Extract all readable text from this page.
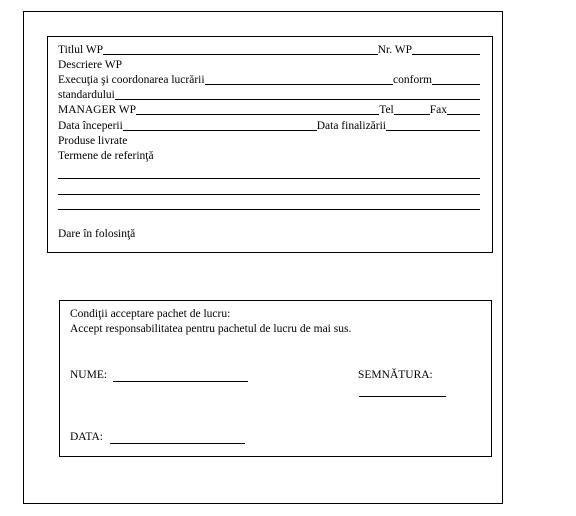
Titlul WP	Nr. WP
Descriere WP
Execuţia şi coordonarea lucrării	conform
standardului
MANAGER WP	Tel	Fax
Data începerii	Data finalizării
Produse livrate
Termene de referinţă
Dare în folosinţă
Condiţii acceptare pachet de lucru:
Accept responsabilitatea pentru pachetul de lucru de mai sus.
NUME:	SEMNĂTURA:
DATA:
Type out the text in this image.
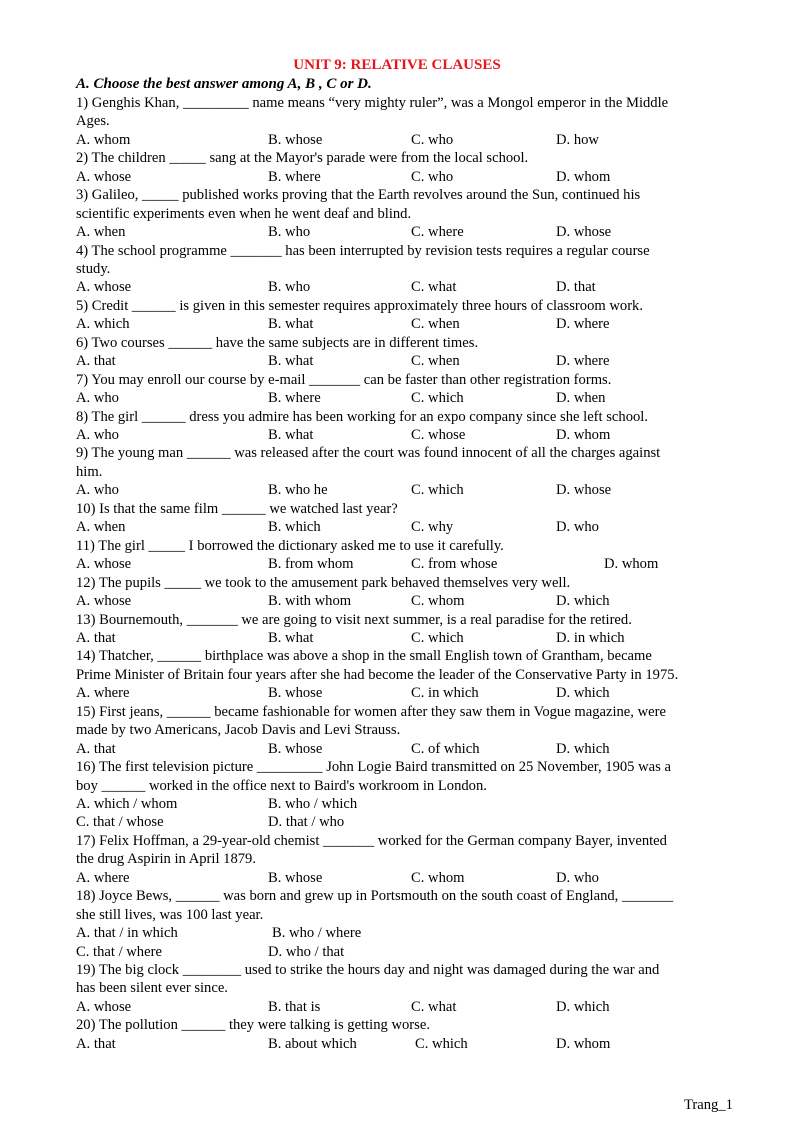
UNIT 9: RELATIVE CLAUSES
A. Choose the best answer among A, B , C or D.
1) Genghis Khan, _________ name means “very mighty ruler”, was a Mongol emperor in the Middle
Ages.
A. whom	B. whose	C. who	D. how
2) The children _____ sang at the Mayor's parade were from the local school.
A. whose	B. where	C. who	D. whom
3) Galileo, _____ published works proving that the Earth revolves around the Sun, continued his
scientific experiments even when he went deaf and blind.
A. when	B. who	C. where	D. whose
4) The school programme _______ has been interrupted by revision tests requires a regular course
study.
A. whose	B. who	C. what	D. that
5) Credit ______ is given in this semester requires approximately three hours of classroom work.
A. which	B. what	C. when	D. where
6) Two courses ______ have the same subjects are in different times.
A. that	B. what	C. when	D. where
7) You may enroll our course by e-mail _______ can be faster than other registration forms.
A. who	B. where	C. which	D. when
8) The girl ______ dress you admire has been working for an expo company since she left school.
A. who	B. what	C. whose	D. whom
9) The young man ______ was released after the court was found innocent of all the charges against
him.
A. who	B. who he	C. which	D. whose
10) Is that the same film ______ we watched last year?
A. when	B. which	C. why	D. who
11) The girl _____ I borrowed the dictionary asked me to use it carefully.
A. whose	B. from whom	C. from whose	D. whom
12) The pupils _____ we took to the amusement park behaved themselves very well.
A. whose	B. with whom	C. whom	D. which
13) Bournemouth, _______ we are going to visit next summer, is a real paradise for the retired.
A. that	B. what	C. which	D. in which
14) Thatcher, ______ birthplace was above a shop in the small English town of Grantham, became
Prime Minister of Britain four years after she had become the leader of the Conservative Party in 1975.
A. where	B. whose	C. in which	D. which
15) First jeans, ______ became fashionable for women after they saw them in Vogue magazine, were
made by two Americans, Jacob Davis and Levi Strauss.
A. that	B. whose	C. of which	D. which
16) The first television picture _________ John Logie Baird transmitted on 25 November, 1905 was a
boy ______ worked in the office next to Baird's workroom in London.
A. which / whom	B. who / which
C. that / whose	D. that / who
17) Felix Hoffman, a 29-year-old chemist _______ worked for the German company Bayer, invented
the drug Aspirin in April 1879.
A. where	B. whose	C. whom	D. who
18) Joyce Bews, ______ was born and grew up in Portsmouth on the south coast of England, _______
she still lives, was 100 last year.
A. that / in which	B. who / where
C. that / where	D. who / that
19) The big clock ________ used to strike the hours day and night was damaged during the war and
has been silent ever since.
A. whose	B. that is	C. what	D. which
20) The pollution ______ they were talking is getting worse.
A. that	B. about which	C. which	D. whom
Trang_1
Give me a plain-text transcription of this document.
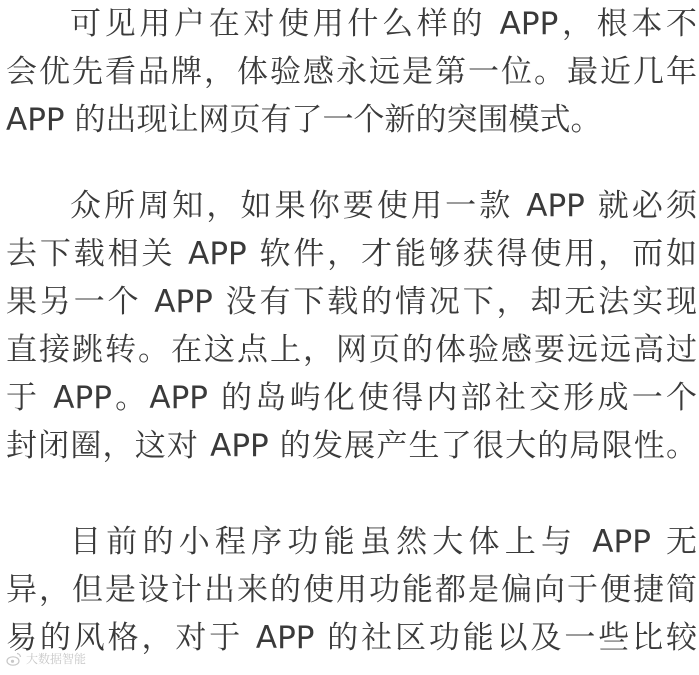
可见用户在对使用什么样的 APP，根本不
会优先看品牌，体验感永远是第一位。最近几年
APP 的出现让网页有了一个新的突围模式。
众所周知，如果你要使用一款 APP 就必须
去下载相关 APP 软件，才能够获得使用，而如
果另一个 APP 没有下载的情况下，却无法实现
直接跳转。在这点上，网页的体验感要远远高过
于 APP。APP 的岛屿化使得内部社交形成一个
封闭圈，这对 APP 的发展产生了很大的局限性。
目前的小程序功能虽然大体上与 APP 无
异，但是设计出来的使用功能都是偏向于便捷简
易的风格，对于 APP 的社区功能以及一些比较
大数据智能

# # # #

» What you need to do
Please output exactly the lines from the line containing "Give me a plain-text" through the last line of the records above, both included, and leave out any pictures.

» Output
Give me a plain-text transcription of this document.
可见用户在对使用什么样的 APP，根本不
会优先看品牌，体验感永远是第一位。最近几年
APP 的出现让网页有了一个新的突围模式。
众所周知，如果你要使用一款 APP 就必须
去下载相关 APP 软件，才能够获得使用，而如
果另一个 APP 没有下载的情况下，却无法实现
直接跳转。在这点上，网页的体验感要远远高过
于 APP。APP 的岛屿化使得内部社交形成一个
封闭圈，这对 APP 的发展产生了很大的局限性。
目前的小程序功能虽然大体上与 APP 无
异，但是设计出来的使用功能都是偏向于便捷简
易的风格，对于 APP 的社区功能以及一些比较
大数据智能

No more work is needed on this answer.